**DATA FOR THE TASK:**
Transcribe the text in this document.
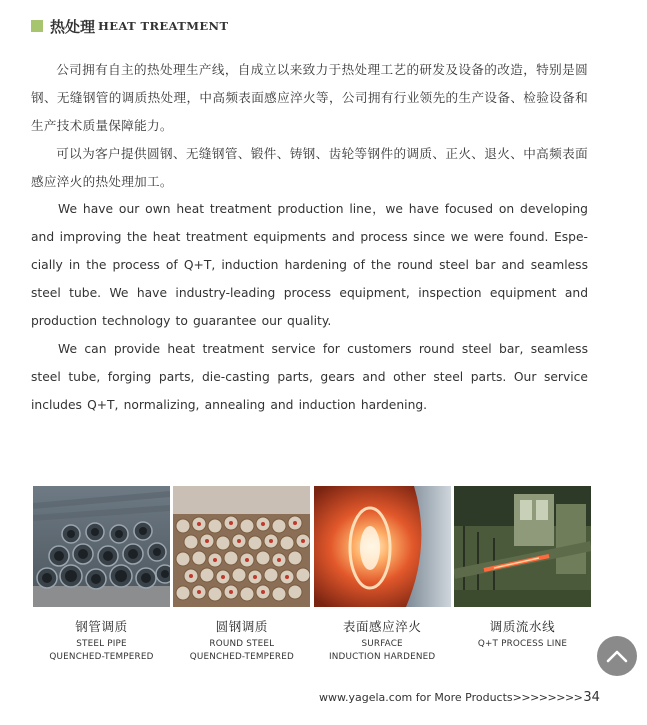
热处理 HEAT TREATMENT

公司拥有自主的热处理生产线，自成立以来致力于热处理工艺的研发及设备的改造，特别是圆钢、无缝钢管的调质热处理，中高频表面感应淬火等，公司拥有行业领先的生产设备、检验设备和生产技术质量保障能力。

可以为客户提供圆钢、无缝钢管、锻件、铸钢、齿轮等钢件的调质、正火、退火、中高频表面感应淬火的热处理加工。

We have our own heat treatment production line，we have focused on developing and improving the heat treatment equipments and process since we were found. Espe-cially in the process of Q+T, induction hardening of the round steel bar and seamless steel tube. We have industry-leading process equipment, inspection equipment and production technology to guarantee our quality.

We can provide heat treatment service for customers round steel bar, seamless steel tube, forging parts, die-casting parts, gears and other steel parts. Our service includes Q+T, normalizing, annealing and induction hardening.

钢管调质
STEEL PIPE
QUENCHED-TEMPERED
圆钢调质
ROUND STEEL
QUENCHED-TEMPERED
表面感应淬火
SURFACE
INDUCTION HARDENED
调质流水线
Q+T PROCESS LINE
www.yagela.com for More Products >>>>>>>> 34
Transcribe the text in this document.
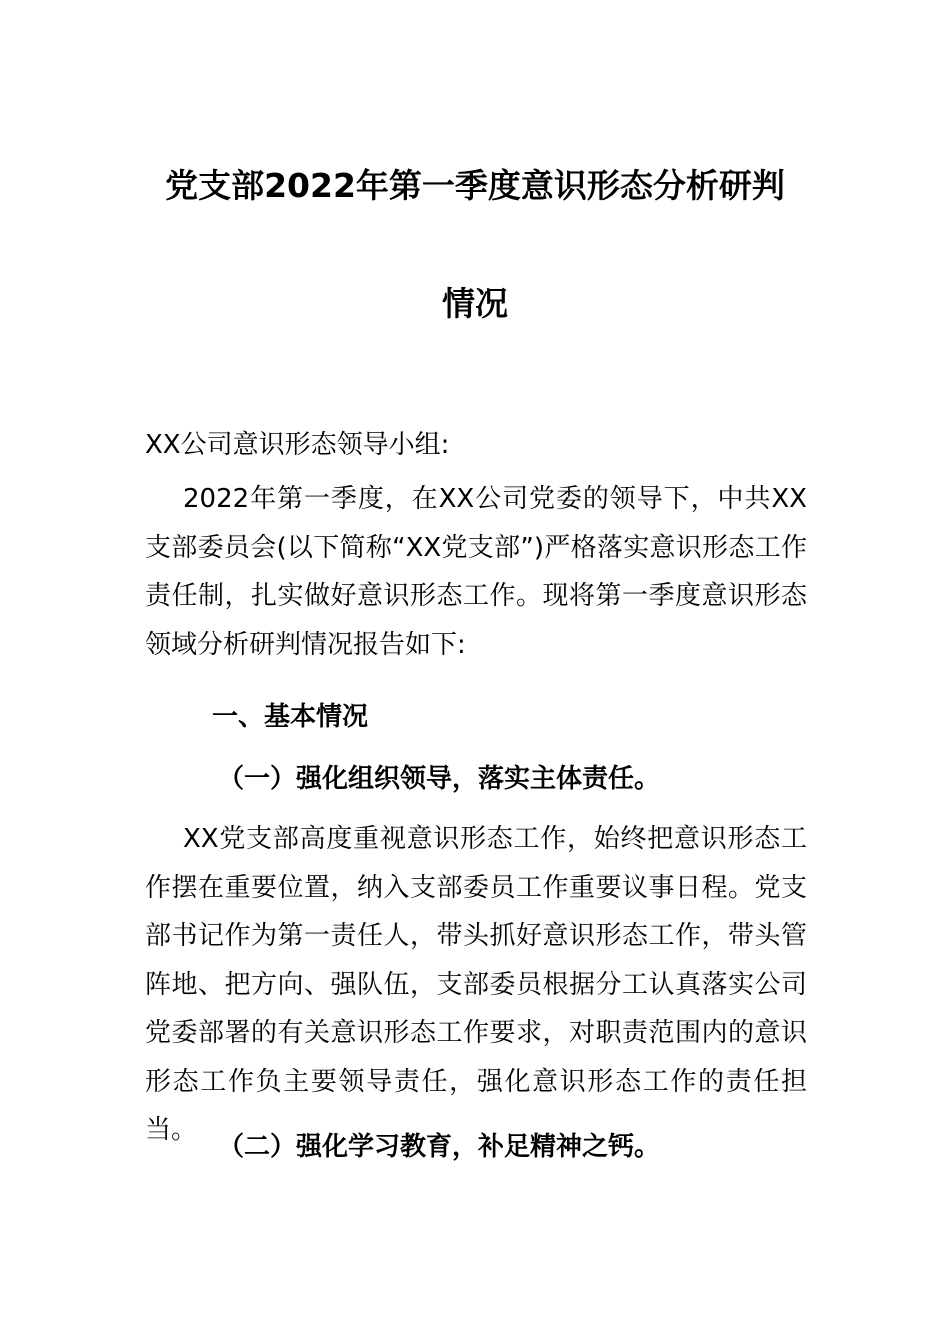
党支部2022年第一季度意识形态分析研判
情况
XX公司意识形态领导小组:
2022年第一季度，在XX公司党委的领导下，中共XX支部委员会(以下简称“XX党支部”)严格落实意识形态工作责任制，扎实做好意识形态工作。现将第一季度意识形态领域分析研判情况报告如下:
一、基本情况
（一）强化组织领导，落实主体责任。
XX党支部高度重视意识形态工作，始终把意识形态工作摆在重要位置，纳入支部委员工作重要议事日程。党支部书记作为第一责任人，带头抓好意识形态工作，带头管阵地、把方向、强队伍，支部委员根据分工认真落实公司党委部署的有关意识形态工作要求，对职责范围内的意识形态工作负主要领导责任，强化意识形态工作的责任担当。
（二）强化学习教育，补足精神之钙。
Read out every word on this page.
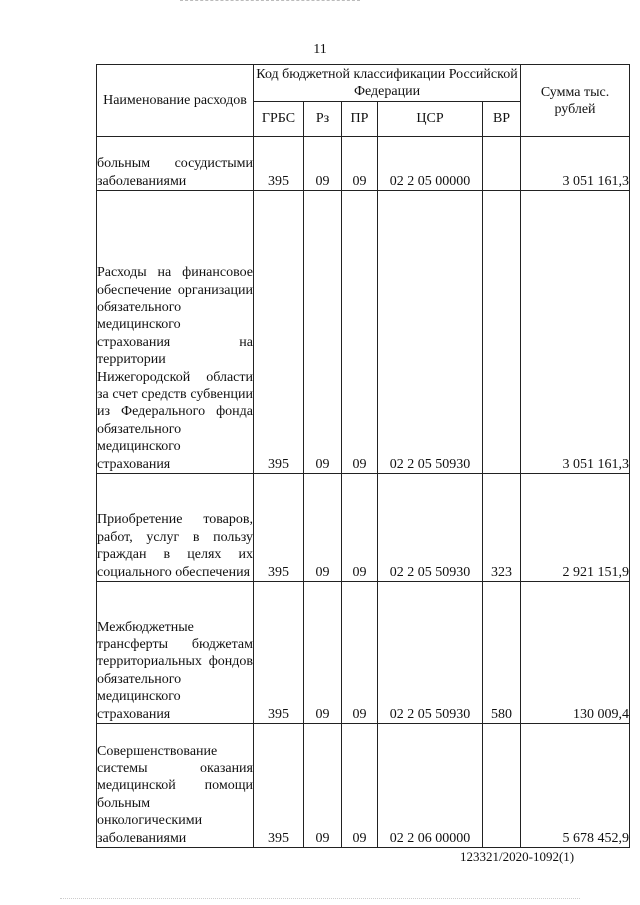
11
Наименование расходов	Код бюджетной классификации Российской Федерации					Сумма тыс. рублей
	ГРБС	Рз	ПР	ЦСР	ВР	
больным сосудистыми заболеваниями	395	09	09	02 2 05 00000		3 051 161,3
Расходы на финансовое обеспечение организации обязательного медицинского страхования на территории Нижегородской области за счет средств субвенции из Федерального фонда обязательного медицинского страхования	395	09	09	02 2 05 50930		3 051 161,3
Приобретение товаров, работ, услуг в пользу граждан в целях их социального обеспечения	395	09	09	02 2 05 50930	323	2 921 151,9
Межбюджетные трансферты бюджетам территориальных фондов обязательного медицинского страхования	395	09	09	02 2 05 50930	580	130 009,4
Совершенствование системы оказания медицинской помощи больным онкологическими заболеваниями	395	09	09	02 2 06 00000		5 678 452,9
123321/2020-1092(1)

**TASK INSTRUCTIONS:** Transcribe the material exactly, keeping every word and none of the pictures.

**SOLUTION TO THIS TASK:**
Transcribe the text in this document.
热处理 HEAT TREATMENT

公司拥有自主的热处理生产线，自成立以来致力于热处理工艺的研发及设备的改造，特别是圆钢、无缝钢管的调质热处理，中高频表面感应淬火等，公司拥有行业领先的生产设备、检验设备和生产技术质量保障能力。

可以为客户提供圆钢、无缝钢管、锻件、铸钢、齿轮等钢件的调质、正火、退火、中高频表面感应淬火的热处理加工。

We have our own heat treatment production line，we have focused on developing and improving the heat treatment equipments and process since we were found. Espe-cially in the process of Q+T, induction hardening of the round steel bar and seamless steel tube. We have industry-leading process equipment, inspection equipment and production technology to guarantee our quality.

We can provide heat treatment service for customers round steel bar, seamless steel tube, forging parts, die-casting parts, gears and other steel parts. Our service includes Q+T, normalizing, annealing and induction hardening.

钢管调质
STEEL PIPE
QUENCHED-TEMPERED
圆钢调质
ROUND STEEL
QUENCHED-TEMPERED
表面感应淬火
SURFACE
INDUCTION HARDENED
调质流水线
Q+T PROCESS LINE
www.yagela.com for More Products >>>>>>>> 34
Transcribe the text in this document.
党支部2022年第一季度意识形态分析研判
情况
XX公司意识形态领导小组:
2022年第一季度，在XX公司党委的领导下，中共XX支部委员会(以下简称“XX党支部”)严格落实意识形态工作责任制，扎实做好意识形态工作。现将第一季度意识形态领域分析研判情况报告如下:
一、基本情况
（一）强化组织领导，落实主体责任。
XX党支部高度重视意识形态工作，始终把意识形态工作摆在重要位置，纳入支部委员工作重要议事日程。党支部书记作为第一责任人，带头抓好意识形态工作，带头管阵地、把方向、强队伍，支部委员根据分工认真落实公司党委部署的有关意识形态工作要求，对职责范围内的意识形态工作负主要领导责任，强化意识形态工作的责任担当。
（二）强化学习教育，补足精神之钙。
Read out every word on this page.
11
Наименование расходов	Код бюджетной классификации Российской Федерации					Сумма тыс. рублей
	ГРБС	Рз	ПР	ЦСР	ВР	
больным сосудистыми заболеваниями	395	09	09	02 2 05 00000		3 051 161,3
Расходы на финансовое обеспечение организации обязательного медицинского страхования на территории Нижегородской области за счет средств субвенции из Федерального фонда обязательного медицинского страхования	395	09	09	02 2 05 50930		3 051 161,3
Приобретение товаров, работ, услуг в пользу граждан в целях их социального обеспечения	395	09	09	02 2 05 50930	323	2 921 151,9
Межбюджетные трансферты бюджетам территориальных фондов обязательного медицинского страхования	395	09	09	02 2 05 50930	580	130 009,4
Совершенствование системы оказания медицинской помощи больным онкологическими заболеваниями	395	09	09	02 2 06 00000		5 678 452,9
123321/2020-1092(1)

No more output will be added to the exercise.